***** Information shown *****

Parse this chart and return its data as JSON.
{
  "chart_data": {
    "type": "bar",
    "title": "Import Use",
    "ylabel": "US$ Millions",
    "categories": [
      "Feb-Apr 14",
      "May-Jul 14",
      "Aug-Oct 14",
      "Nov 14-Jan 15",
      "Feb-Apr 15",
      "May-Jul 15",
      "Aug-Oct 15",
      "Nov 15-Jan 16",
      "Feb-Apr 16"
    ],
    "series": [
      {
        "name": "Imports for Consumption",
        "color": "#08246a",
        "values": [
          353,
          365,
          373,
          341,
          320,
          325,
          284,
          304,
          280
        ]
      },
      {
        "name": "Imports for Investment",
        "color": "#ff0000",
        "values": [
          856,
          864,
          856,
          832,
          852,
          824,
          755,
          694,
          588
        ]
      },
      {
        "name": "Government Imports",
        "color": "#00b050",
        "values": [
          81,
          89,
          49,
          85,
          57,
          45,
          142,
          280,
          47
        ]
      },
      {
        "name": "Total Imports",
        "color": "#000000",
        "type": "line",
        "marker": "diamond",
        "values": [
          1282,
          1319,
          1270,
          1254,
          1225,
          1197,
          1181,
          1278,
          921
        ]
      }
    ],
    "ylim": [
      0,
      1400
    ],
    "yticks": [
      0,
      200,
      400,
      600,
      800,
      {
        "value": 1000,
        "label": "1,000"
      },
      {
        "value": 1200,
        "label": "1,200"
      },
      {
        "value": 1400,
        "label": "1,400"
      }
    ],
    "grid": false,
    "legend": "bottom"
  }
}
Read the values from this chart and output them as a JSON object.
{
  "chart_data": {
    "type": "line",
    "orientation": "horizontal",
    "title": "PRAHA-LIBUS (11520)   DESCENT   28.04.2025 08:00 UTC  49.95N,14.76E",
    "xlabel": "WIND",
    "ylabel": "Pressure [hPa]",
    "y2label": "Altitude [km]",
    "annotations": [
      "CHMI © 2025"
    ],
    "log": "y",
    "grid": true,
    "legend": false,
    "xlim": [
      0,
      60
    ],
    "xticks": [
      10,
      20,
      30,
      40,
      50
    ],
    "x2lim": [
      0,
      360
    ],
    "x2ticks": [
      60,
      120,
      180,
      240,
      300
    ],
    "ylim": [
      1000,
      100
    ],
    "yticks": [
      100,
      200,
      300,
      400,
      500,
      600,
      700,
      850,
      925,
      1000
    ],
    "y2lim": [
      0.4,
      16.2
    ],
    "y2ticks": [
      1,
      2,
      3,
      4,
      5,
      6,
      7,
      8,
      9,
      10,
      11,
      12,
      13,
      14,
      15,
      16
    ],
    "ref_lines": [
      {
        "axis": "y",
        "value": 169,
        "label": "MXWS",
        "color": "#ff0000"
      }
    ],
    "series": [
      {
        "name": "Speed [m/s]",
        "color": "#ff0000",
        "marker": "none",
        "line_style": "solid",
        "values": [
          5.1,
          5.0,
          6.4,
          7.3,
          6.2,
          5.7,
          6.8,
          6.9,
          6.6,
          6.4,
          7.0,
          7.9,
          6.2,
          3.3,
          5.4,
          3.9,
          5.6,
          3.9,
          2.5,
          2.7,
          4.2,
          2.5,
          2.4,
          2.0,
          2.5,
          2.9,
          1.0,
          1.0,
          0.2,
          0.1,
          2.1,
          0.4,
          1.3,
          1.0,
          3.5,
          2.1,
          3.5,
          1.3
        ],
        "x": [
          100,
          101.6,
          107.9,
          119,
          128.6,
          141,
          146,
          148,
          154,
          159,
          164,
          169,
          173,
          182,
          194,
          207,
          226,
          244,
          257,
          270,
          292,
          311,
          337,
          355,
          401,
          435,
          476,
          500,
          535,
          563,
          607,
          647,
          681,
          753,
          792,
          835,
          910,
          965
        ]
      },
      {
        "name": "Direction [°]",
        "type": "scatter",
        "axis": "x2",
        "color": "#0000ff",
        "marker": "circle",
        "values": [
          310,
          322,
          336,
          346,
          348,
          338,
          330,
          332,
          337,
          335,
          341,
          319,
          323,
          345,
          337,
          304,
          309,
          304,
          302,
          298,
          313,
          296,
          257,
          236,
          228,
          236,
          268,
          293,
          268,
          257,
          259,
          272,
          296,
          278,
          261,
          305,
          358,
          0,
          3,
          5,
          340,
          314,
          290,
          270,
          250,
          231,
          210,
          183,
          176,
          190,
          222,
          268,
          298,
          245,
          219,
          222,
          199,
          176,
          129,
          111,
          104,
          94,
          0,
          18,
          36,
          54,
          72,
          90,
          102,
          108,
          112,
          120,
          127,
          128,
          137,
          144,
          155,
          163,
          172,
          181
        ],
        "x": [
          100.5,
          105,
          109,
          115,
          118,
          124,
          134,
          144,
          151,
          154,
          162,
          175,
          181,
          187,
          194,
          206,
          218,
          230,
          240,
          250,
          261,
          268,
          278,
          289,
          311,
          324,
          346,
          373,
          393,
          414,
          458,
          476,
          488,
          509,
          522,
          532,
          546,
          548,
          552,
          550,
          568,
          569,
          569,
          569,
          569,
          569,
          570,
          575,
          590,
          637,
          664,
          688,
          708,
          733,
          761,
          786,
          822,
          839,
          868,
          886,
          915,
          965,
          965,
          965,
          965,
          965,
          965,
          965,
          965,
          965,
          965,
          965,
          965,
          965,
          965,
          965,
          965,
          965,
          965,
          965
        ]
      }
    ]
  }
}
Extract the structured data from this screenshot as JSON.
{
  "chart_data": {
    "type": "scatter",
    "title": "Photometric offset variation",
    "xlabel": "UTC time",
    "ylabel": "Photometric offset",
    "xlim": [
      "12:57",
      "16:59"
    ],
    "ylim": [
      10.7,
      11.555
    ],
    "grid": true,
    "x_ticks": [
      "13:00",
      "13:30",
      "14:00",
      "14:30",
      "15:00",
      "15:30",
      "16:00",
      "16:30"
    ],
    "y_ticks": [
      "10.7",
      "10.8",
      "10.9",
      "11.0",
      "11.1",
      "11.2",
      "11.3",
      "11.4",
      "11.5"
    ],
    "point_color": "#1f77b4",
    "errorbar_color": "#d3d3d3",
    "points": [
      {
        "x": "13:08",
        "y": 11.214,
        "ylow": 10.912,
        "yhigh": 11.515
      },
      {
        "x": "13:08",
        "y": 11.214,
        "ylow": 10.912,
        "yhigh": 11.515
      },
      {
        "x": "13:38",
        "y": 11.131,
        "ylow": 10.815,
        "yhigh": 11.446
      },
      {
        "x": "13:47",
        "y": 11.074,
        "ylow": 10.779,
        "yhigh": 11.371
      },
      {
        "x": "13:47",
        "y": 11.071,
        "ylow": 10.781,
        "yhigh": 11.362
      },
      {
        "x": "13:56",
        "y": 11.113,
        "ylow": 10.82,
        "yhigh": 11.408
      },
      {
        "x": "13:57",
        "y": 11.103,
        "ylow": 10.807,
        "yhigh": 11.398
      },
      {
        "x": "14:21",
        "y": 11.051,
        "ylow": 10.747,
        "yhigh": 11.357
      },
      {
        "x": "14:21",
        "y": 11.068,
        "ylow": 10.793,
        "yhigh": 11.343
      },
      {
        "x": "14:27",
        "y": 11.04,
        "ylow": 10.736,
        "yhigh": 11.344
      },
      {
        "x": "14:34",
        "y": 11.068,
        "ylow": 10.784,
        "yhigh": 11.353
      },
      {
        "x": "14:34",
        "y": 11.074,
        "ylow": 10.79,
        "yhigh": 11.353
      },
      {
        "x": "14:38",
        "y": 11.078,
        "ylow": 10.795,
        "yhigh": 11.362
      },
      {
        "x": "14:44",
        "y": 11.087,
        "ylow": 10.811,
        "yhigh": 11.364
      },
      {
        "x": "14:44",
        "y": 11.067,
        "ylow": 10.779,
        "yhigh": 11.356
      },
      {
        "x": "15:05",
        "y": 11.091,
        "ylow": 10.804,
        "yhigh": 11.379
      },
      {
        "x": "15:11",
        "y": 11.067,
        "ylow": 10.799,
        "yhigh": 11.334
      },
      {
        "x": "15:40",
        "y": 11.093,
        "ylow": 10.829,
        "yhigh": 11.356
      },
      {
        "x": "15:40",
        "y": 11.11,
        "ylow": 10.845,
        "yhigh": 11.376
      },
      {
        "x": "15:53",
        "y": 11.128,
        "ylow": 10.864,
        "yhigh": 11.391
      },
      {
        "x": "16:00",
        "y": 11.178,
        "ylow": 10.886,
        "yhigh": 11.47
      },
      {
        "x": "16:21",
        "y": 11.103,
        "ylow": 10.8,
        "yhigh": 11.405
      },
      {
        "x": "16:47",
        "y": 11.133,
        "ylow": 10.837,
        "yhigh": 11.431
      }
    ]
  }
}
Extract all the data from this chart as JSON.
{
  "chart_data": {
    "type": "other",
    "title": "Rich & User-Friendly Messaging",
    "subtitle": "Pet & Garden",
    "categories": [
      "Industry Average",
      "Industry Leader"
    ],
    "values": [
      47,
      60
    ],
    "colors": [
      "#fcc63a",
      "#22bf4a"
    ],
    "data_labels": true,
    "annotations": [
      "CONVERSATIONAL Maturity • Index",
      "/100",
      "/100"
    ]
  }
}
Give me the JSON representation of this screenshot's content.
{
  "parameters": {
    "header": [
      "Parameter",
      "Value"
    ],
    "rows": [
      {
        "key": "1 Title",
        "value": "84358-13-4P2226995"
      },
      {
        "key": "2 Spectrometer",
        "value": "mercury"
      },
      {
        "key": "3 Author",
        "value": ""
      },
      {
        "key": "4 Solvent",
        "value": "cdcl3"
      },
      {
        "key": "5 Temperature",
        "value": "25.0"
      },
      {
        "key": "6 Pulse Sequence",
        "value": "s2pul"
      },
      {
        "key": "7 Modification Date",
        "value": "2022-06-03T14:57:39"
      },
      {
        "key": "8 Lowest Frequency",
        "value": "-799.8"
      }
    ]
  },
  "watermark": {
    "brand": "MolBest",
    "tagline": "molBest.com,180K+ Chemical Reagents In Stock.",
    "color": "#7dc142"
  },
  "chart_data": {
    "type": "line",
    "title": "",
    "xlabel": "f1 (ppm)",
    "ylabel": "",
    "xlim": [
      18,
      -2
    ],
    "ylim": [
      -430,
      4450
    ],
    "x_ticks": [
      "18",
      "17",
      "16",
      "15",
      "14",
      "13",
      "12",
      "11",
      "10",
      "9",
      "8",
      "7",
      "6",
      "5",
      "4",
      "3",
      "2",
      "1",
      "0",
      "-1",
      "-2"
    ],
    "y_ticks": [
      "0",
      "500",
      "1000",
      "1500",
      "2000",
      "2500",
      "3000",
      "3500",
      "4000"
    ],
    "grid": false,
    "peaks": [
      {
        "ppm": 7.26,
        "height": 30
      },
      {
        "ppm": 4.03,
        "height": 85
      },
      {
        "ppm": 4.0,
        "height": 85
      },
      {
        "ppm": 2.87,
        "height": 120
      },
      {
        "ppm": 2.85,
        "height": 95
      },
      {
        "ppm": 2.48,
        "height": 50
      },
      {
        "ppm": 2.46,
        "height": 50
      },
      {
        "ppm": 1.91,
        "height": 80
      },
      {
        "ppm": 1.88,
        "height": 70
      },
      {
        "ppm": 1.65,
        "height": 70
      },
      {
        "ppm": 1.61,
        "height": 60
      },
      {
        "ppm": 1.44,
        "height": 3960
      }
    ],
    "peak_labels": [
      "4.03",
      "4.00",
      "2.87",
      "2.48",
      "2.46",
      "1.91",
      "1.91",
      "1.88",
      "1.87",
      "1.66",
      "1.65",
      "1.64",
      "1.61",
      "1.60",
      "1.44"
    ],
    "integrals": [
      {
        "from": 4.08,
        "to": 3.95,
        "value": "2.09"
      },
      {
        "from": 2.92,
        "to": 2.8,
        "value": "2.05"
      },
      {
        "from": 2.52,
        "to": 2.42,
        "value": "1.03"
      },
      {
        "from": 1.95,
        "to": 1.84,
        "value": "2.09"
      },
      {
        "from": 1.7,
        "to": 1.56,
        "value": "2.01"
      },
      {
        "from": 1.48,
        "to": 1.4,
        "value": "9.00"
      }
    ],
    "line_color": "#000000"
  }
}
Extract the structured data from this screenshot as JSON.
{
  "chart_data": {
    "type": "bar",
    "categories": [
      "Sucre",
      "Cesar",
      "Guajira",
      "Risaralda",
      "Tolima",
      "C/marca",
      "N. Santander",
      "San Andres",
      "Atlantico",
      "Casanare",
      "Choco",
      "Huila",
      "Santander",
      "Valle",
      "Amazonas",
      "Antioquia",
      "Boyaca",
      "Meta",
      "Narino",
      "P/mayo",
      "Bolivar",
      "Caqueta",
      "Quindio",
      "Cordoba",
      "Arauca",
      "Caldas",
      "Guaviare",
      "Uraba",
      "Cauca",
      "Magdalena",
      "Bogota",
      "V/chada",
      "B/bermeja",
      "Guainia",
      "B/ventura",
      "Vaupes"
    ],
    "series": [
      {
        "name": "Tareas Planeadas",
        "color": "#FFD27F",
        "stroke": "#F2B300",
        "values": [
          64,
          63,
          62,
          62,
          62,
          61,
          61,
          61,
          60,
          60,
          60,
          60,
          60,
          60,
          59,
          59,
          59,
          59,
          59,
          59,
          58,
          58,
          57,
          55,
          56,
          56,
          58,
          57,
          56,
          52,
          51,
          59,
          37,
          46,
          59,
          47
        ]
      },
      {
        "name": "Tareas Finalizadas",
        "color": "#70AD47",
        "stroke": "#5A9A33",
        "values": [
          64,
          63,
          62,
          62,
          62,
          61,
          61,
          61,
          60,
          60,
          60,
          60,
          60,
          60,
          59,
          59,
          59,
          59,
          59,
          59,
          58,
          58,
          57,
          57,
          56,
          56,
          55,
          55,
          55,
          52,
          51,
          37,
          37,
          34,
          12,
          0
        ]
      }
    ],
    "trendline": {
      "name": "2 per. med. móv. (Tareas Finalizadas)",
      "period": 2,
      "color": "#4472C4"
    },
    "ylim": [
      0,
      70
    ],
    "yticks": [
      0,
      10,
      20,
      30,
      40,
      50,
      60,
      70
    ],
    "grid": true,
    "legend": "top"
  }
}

*****

Stated task = In the records above, find each line that holds the word "type"; copy all such lines.

Result =
    "type": "bar",
        "type": "line",
    "type": "line",
        "type": "scatter",
    "type": "scatter",
    "type": "other",
    "type": "line",
    "type": "bar",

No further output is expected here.